[Items from a data source]
· · · · · · ·

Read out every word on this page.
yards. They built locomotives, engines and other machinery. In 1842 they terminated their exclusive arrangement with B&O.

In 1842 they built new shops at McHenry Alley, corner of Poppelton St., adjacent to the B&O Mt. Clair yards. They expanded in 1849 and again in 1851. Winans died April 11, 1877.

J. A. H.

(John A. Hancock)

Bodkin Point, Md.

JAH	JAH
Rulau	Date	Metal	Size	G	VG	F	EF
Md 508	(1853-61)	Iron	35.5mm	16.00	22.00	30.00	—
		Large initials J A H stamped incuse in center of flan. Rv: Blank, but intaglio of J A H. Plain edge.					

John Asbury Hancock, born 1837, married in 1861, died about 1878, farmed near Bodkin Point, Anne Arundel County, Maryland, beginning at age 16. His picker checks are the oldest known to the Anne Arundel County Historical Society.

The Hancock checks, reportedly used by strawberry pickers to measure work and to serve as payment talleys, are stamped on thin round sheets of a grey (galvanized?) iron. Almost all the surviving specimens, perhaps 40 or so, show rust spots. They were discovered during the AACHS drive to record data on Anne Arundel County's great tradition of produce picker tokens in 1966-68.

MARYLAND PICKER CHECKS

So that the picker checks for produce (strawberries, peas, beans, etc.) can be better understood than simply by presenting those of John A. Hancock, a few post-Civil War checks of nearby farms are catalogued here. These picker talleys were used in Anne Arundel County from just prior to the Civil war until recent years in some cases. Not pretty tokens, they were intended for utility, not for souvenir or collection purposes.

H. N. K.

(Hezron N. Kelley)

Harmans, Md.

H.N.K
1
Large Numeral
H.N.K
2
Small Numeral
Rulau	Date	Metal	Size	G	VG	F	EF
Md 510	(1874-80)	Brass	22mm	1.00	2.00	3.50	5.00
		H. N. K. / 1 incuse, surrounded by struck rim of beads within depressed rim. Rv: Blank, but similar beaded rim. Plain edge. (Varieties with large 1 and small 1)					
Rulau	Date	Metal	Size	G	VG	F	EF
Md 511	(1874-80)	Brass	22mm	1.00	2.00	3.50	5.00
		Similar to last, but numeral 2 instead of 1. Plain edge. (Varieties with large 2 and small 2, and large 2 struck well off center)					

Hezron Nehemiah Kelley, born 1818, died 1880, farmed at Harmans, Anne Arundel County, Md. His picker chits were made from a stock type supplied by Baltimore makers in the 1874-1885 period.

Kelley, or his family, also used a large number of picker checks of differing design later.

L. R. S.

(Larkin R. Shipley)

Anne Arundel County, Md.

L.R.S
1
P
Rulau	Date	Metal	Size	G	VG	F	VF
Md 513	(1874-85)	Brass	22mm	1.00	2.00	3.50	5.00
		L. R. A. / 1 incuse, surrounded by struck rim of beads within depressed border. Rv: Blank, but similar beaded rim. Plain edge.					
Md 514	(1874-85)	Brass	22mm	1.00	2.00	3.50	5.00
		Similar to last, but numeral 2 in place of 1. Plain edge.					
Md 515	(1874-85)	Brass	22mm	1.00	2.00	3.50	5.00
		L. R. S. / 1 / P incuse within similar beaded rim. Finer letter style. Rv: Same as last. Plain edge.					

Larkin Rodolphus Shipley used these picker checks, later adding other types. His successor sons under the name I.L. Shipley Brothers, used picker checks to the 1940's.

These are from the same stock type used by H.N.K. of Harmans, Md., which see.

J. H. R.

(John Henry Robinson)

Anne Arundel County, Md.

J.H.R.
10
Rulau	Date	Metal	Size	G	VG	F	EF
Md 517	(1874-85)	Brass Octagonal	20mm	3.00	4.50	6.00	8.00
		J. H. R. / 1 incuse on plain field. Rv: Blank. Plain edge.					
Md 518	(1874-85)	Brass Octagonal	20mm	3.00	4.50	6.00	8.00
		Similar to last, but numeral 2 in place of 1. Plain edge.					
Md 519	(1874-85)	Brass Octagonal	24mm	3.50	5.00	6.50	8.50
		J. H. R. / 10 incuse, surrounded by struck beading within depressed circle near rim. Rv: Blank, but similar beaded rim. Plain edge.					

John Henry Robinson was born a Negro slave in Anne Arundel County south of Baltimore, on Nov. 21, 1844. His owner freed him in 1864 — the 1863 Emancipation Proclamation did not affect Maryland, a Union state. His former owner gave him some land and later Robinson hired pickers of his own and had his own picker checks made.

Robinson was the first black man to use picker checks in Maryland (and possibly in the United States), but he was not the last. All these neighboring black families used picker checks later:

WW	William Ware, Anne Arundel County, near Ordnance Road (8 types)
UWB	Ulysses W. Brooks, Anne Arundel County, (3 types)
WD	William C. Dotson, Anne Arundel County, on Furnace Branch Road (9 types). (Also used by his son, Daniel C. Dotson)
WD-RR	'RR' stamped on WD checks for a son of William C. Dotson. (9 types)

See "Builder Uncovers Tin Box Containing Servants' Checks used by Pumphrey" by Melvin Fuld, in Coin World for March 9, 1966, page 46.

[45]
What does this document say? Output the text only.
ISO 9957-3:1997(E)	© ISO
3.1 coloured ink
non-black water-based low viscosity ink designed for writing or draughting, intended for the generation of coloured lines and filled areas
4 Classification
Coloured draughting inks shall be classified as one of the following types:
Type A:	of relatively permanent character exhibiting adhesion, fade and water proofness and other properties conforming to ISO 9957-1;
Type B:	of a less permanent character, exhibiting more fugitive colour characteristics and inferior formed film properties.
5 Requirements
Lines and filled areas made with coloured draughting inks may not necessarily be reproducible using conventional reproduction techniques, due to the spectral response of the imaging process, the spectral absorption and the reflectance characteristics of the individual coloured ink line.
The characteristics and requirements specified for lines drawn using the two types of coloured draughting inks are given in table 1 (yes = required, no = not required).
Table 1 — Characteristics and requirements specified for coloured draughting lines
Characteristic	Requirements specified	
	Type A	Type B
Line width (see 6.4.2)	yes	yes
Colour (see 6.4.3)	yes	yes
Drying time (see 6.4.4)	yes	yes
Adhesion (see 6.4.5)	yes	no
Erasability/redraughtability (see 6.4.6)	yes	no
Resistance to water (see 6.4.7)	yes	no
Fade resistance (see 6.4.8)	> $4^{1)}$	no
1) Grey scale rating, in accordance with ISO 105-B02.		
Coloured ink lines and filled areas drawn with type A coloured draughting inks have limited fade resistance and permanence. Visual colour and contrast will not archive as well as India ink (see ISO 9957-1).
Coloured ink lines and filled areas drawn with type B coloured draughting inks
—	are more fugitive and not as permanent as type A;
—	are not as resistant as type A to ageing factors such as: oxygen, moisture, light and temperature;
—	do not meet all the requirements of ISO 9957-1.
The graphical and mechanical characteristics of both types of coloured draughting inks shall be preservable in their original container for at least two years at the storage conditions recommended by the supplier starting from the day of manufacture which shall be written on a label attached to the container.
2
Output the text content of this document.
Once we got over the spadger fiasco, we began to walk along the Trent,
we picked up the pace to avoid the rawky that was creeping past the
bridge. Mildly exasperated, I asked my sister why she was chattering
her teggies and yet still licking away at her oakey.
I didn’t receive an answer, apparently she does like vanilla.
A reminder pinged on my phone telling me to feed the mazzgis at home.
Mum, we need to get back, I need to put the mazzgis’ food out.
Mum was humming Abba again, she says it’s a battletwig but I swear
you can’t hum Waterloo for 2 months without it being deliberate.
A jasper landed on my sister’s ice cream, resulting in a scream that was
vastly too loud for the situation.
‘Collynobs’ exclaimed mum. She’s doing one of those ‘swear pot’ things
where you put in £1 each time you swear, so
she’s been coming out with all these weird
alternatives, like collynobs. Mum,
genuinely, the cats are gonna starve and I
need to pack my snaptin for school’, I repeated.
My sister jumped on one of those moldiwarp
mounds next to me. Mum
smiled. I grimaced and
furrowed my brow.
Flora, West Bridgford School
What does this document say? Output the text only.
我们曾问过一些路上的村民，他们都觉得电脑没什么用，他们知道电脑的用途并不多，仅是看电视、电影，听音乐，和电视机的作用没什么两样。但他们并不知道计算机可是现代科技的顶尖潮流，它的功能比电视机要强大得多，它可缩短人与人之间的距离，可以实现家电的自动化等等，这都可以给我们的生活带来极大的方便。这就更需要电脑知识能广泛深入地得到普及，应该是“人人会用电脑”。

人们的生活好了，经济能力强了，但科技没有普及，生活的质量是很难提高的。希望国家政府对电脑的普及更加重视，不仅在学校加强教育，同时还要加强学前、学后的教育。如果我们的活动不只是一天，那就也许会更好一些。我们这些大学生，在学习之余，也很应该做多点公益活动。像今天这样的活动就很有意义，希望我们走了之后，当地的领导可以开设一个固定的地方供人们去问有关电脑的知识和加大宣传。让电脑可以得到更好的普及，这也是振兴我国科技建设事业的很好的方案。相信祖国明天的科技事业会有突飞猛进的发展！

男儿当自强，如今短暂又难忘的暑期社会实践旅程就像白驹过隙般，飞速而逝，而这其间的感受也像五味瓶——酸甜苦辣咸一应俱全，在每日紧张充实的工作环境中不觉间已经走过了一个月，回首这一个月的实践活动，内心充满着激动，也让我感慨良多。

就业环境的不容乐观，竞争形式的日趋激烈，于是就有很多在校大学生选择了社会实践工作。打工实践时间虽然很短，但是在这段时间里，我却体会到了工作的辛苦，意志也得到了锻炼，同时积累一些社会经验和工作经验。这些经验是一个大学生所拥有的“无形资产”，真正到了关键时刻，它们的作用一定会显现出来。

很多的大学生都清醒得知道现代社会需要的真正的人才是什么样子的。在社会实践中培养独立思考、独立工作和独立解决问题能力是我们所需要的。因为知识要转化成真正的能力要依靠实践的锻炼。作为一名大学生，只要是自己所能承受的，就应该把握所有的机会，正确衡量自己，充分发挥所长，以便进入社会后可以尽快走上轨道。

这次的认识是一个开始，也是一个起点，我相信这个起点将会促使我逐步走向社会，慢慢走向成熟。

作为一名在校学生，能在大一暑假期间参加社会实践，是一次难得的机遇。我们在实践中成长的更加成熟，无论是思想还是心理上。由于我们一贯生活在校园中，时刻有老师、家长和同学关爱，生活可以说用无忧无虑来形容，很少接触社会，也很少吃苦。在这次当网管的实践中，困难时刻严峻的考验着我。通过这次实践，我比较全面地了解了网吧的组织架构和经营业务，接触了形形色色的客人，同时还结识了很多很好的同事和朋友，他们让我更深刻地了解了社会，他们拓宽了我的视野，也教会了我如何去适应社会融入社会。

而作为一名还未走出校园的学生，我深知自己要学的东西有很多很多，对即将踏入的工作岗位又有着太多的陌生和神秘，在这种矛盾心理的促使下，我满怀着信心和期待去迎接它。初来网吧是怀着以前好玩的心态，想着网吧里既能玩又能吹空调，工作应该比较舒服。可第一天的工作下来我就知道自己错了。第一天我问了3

· · · · · · ·

Only lines holding the string "Kelley" are wanted; gather each one from the entries above.

(Hezron N. Kelley)
Hezron Nehemiah Kelley, born 1818, died 1880, farmed at Harmans, Anne Arundel County, Md. His picker chits were made from a stock type supplied by Baltimore makers in the 1874-1885 period.
Kelley, or his family, also used a large number of picker checks of differing design later.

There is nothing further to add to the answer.